*DOCUMENT SEGMENT:*
—————

[Vision2020] AAUP Convention Delegates Sanction ISU

nickgier at roadrunner.com nickgier at roadrunner.com
Sun Jun 12 12:20:03 PDT 2011


Good Morning Visionaries,

The ISU administration claims that AAUP sanction will have no effect, but already faculty and administrators are leaving.

In 1989 Elizabeth Zinser refused to accept the UI presidency until AAUP censure was listed.  The UI was censured because of the Lois Pace case.  The faculty union raised $40,000 for her legal fees and she won all of that back plus $2,000 per month for life.  Lois is still going strong after 30 year!  Seven other laid-ff faculty members rode on the wave of her victory and the final settlement exceeded $1 million.

In order to be removed from censure the SBOE was forced to issue some of the best due process protections for faculty in the nation.  Last winter the SBOE ran an end-run those policies. This time in order to allow the SBOE to come to its senses, the AAUP did not sanction it but only the ISU administration.

In the article below please look at this small list of piddly colleges.  ISU is the only large public universities on this black list.

Nick Gier, President, IFT Higher Education Council and proud AAUP member

ISU SANCTIONED

Vailas administrationc alls AAUP action ‘meaningless’

BY JOHN O’CONNELL  June 12, 2011

POCATELLO — The membership of an organization that’s represented university professors for nearly a century voted unanimously Saturday to sanction Idaho State University for poor faculty governance practices.
   
The roughly 200 delegates at the 97th Annual Meeting of the American Association of University Professors, hosted in Washington, D.C., added ISU to a list of sanctioned institutions that includes just four other names. Also on the list are Elmira College, Antioch College, Lindenwood University and Miami Dade College.
   
The AAUP’s Committee on College and University Governance made the recommendation to the delegates based on a report prepared by the organization’s staff. The organization took great umbrage with the decision of the State Board of Education, at the request of ISU President Arthur Vailas, to suspend the university’s Faculty Senate. The ISU administration subsequently held elections for a provisional Faculty Senate, charged with drafting a constitution for the institution. AAUP officials also voiced their displeasure that ISU prohibited the provisional Faculty Senate from meeting during the summer.

   “The report concludes that the administration acted in direct violation of widely accepted principles and standards of academic governance by severely restricting the faculty’s decision-making role, by suppressing faculty dissent and by recommending the abolition of the Faculty Senate, and with it, the remnants of shared governance at ISU,” the committee’s statement to the delegates reads. “While the recent election of a provisional Faculty Senate had initially provided some grounds for hope of an acceptable resolution, the administration’s reaction to the provisional senate’s initial actions confirms faculty assertions of the administration’s consistently acting at odds with principles of shared governance.”

—————

*INFORMATION PROVIDED:*

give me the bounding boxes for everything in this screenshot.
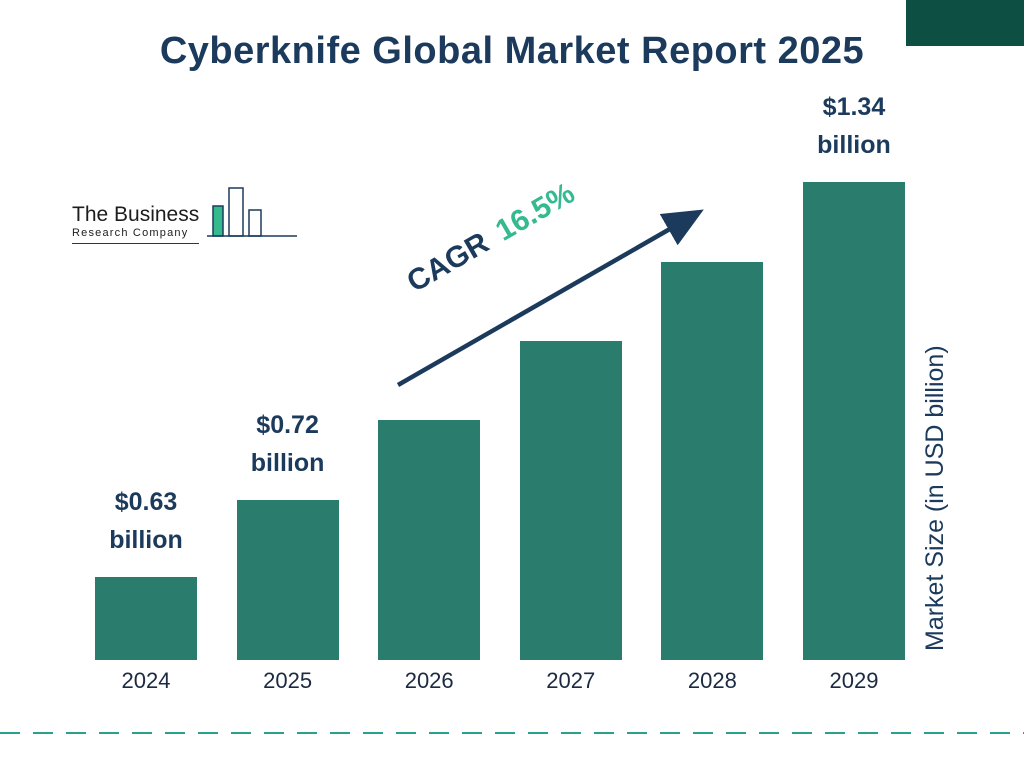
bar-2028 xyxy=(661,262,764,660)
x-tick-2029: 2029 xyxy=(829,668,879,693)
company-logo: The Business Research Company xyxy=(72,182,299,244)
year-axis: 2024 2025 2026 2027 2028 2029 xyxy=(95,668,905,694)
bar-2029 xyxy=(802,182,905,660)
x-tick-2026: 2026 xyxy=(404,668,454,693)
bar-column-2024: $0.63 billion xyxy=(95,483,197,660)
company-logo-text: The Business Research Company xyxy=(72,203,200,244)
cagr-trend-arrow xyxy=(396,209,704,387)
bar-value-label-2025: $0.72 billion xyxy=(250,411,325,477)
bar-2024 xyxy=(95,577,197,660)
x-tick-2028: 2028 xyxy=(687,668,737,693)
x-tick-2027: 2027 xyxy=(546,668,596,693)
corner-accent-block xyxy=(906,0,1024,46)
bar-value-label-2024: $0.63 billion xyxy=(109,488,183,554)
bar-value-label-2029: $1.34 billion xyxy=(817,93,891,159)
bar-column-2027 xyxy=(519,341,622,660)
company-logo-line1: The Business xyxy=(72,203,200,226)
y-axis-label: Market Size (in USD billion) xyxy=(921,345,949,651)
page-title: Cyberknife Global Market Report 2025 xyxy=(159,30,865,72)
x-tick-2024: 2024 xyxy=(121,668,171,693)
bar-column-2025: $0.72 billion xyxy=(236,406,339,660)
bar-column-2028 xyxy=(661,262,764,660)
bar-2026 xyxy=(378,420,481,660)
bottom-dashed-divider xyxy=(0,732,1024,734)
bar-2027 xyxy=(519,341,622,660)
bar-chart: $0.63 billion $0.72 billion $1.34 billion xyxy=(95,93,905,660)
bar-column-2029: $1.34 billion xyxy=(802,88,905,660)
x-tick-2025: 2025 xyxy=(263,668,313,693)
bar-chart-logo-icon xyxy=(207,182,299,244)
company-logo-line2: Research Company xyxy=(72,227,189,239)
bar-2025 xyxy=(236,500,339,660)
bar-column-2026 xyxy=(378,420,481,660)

—————

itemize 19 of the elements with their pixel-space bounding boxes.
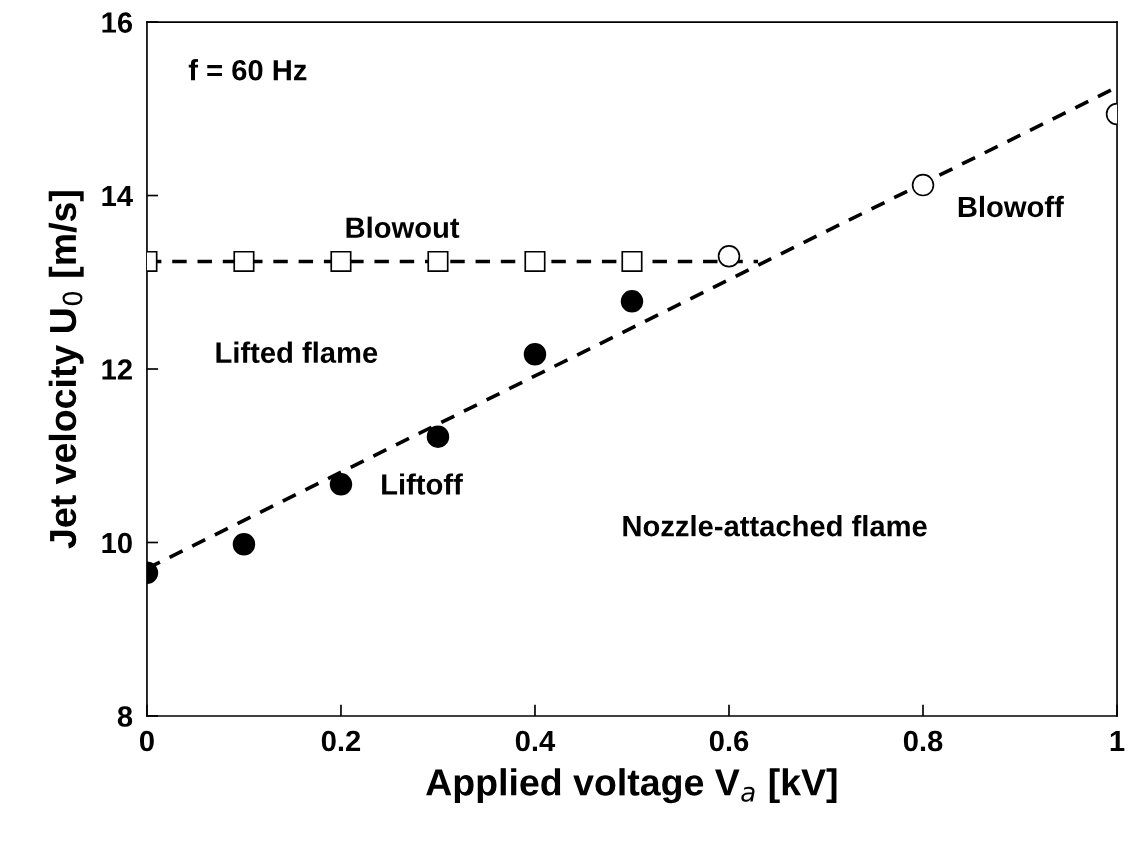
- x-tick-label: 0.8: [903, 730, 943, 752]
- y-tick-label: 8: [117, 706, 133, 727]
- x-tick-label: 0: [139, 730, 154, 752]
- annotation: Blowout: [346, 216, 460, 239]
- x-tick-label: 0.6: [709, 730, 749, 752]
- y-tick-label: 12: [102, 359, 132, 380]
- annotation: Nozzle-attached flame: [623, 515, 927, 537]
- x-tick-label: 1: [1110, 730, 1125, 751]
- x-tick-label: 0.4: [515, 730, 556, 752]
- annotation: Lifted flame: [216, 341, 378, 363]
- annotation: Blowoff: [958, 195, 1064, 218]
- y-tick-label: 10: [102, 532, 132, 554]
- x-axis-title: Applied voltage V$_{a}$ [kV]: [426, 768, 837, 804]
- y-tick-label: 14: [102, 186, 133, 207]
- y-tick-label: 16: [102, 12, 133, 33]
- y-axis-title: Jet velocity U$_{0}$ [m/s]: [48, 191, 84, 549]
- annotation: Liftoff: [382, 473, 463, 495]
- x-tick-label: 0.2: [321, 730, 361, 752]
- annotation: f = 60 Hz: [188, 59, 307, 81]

—————

*SHORT TASK:*
Extend the article on the AAUP sanctioning Idaho State University, starting after the committee statement that ends its last paragraph.

*TASK RESULT:*
   Many within ISU worry the sanction could impair ISU’s ability to recruit new faculty, grow enrollment, secure grants and procure donations from supporters.

   ISU officials, however, have downplayed the significance of both the AAUP and its list of sanctioned universities.
   “The vote is absolutely meaningless,” said ISU spokesman Mark Levine. “They represent a meaningless number of national faculty members. It’s a vote from an organization that represents less than 3 percent of U.S. faculty.
   “There’s no hard evidence that their vote has ever affected any American school significantly. It will not impact the university in terms of its trajectory in areas of student recruitment, being a place where good faculty want to come and do research, it’s not going to impact our donors and ability to acquire government grants and philanthropic support.”

   One of ISU’s major donors, Jim Rogers, owner of Intermountain West Communications/KPVI-TV, strongly disagrees with Levine’s prediction regarding financial contributions. Rogers also believes that by minimizing the AAUP’s significance, the administration adds “insult to injury.”

   Rogers reasons the AAUP’s arguments are fundamentally sound, and ISU would be wise to heed the group’s concerns, even if it had no more than two members.

   Be that as it may, he considers the AAUP to be “not a minor player” and gave the organization a $50,000 donation a few years ago.

   Rogers believes the sanction will cripple ISU’s efforts to recruit the most qualified out-of-state professors.
   “And when you talk about donors, donors go with winners. Donors don’t go with losers,” he added.

   Personally, Rogers plans to honor his past commitments to ISU. As for future commitments, he said he’s “maxed out” anyway with his contributions to ISU.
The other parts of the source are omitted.